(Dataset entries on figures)
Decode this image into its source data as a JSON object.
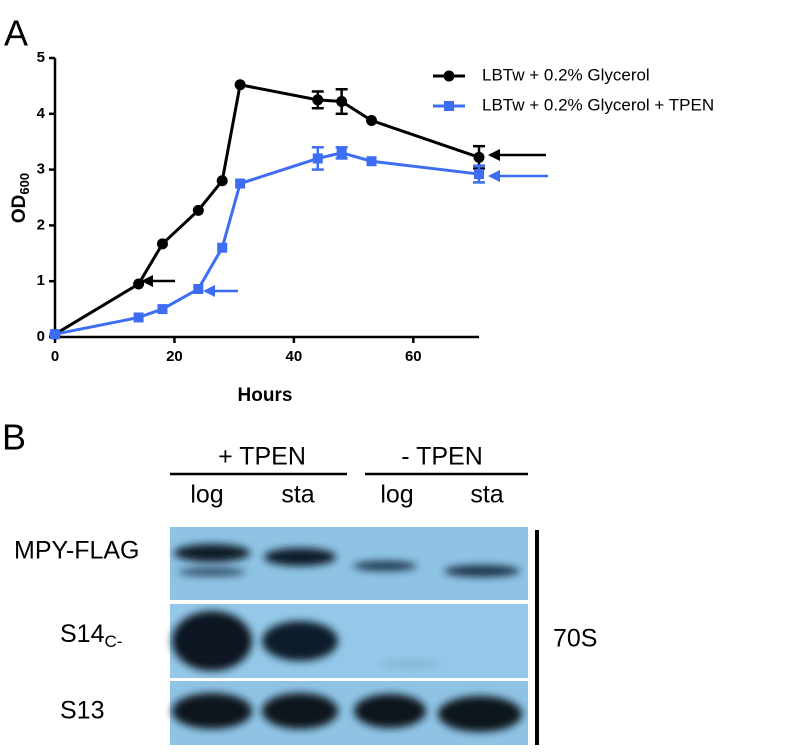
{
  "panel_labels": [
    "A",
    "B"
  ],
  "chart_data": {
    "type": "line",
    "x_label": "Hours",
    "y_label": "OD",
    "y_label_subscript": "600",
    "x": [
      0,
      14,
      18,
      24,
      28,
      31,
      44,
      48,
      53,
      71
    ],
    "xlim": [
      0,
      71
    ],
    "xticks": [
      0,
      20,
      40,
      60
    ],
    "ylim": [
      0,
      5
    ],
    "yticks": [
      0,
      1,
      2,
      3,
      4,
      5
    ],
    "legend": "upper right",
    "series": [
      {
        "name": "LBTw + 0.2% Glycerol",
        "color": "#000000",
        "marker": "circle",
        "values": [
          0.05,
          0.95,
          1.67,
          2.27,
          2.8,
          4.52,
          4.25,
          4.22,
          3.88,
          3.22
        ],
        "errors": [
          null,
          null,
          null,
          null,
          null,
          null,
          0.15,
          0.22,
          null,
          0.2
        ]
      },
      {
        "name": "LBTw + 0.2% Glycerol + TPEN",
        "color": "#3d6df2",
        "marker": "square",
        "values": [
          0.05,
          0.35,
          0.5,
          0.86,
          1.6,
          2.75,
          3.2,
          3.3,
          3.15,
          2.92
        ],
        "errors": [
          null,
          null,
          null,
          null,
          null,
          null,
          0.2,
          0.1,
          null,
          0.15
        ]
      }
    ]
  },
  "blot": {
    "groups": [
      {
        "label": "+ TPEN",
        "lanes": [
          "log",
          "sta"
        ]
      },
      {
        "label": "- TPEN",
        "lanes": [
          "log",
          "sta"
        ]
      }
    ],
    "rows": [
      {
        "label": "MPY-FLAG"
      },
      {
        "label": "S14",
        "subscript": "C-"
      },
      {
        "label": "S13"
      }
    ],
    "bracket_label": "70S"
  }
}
--
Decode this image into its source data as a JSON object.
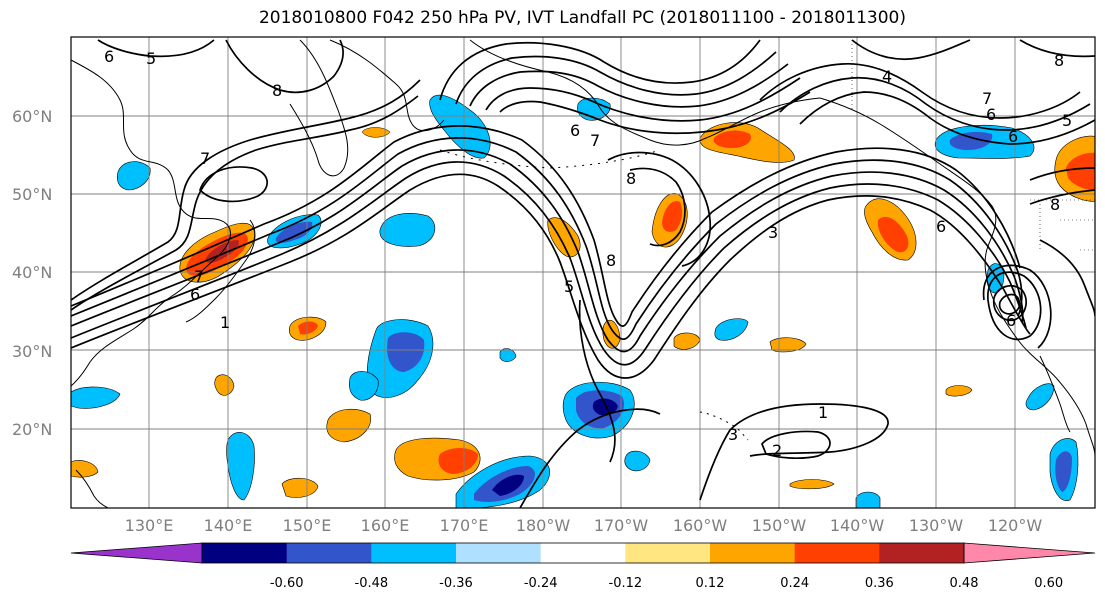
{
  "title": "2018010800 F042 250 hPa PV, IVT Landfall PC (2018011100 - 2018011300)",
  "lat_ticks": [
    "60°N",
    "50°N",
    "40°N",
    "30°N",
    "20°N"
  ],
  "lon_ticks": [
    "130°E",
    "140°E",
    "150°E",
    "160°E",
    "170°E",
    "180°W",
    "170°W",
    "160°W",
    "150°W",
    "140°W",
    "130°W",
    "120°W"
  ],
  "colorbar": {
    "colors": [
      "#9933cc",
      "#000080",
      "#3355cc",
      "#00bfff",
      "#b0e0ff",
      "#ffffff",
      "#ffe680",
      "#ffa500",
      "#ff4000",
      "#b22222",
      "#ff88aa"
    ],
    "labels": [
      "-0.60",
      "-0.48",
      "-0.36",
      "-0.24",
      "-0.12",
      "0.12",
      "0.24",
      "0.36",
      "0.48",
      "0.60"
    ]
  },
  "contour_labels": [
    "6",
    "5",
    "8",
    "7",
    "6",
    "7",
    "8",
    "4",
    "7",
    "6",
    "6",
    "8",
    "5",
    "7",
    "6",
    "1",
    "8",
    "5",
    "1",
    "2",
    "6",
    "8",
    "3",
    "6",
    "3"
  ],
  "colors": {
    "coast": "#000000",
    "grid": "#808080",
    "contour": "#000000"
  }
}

◆ CHALLENGE:
Which lines include "Glycerol"? Copy each of them out.

◆ FINAL RESULT:
        "name": "LBTw + 0.2% Glycerol",
        "name": "LBTw + 0.2% Glycerol + TPEN",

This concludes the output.